• **Task to carry out**: Return each line containing "SESIÓN".

• **Items**:

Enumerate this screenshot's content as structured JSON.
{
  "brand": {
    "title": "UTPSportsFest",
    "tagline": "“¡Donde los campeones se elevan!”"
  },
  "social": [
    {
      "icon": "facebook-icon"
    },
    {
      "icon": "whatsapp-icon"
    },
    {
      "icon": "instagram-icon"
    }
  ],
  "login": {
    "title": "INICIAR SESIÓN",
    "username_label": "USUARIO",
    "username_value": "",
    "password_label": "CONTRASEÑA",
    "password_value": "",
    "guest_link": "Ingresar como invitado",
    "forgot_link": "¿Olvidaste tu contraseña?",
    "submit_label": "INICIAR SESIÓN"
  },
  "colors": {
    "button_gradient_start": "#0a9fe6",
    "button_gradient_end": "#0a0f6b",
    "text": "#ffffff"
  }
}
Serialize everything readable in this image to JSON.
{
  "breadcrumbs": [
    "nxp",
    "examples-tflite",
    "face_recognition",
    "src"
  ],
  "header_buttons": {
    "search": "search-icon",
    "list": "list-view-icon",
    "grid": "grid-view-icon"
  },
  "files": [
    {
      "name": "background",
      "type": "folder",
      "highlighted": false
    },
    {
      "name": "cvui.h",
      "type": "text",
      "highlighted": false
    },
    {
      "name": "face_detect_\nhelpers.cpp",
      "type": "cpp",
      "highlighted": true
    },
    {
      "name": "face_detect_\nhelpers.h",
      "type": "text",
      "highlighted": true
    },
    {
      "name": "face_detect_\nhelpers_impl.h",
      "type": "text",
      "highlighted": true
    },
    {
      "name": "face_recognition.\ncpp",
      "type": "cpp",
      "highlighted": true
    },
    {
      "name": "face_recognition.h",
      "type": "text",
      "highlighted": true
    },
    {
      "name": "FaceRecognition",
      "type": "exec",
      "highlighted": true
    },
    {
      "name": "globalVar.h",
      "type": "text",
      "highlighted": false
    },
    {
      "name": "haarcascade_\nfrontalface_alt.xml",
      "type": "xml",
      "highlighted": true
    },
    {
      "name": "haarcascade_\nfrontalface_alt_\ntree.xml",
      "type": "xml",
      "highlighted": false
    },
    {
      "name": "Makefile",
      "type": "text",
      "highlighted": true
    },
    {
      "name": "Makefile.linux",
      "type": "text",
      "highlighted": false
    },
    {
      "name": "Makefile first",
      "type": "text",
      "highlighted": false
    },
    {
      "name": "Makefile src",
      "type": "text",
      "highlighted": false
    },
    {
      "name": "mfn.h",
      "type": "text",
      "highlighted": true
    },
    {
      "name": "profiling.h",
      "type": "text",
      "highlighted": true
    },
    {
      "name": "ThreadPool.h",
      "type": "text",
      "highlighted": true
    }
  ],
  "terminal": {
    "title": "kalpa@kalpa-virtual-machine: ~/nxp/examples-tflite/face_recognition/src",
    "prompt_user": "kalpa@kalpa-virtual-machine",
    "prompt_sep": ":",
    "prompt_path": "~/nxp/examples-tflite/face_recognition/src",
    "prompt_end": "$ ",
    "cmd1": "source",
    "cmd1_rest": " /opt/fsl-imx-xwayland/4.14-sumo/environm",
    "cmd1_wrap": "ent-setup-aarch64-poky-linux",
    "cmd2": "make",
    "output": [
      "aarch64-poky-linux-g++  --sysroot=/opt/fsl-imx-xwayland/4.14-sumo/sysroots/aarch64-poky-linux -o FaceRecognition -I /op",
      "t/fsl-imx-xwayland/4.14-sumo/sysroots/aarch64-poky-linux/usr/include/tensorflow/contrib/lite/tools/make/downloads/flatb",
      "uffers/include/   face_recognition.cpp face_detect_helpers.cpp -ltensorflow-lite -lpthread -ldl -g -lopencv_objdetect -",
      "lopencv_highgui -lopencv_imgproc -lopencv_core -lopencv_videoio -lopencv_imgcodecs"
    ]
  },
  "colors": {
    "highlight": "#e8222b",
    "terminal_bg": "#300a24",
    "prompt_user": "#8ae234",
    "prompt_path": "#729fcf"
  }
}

• **Result for this task**:
    "title": "INICIAR SESIÓN",
    "submit_label": "INICIAR SESIÓN"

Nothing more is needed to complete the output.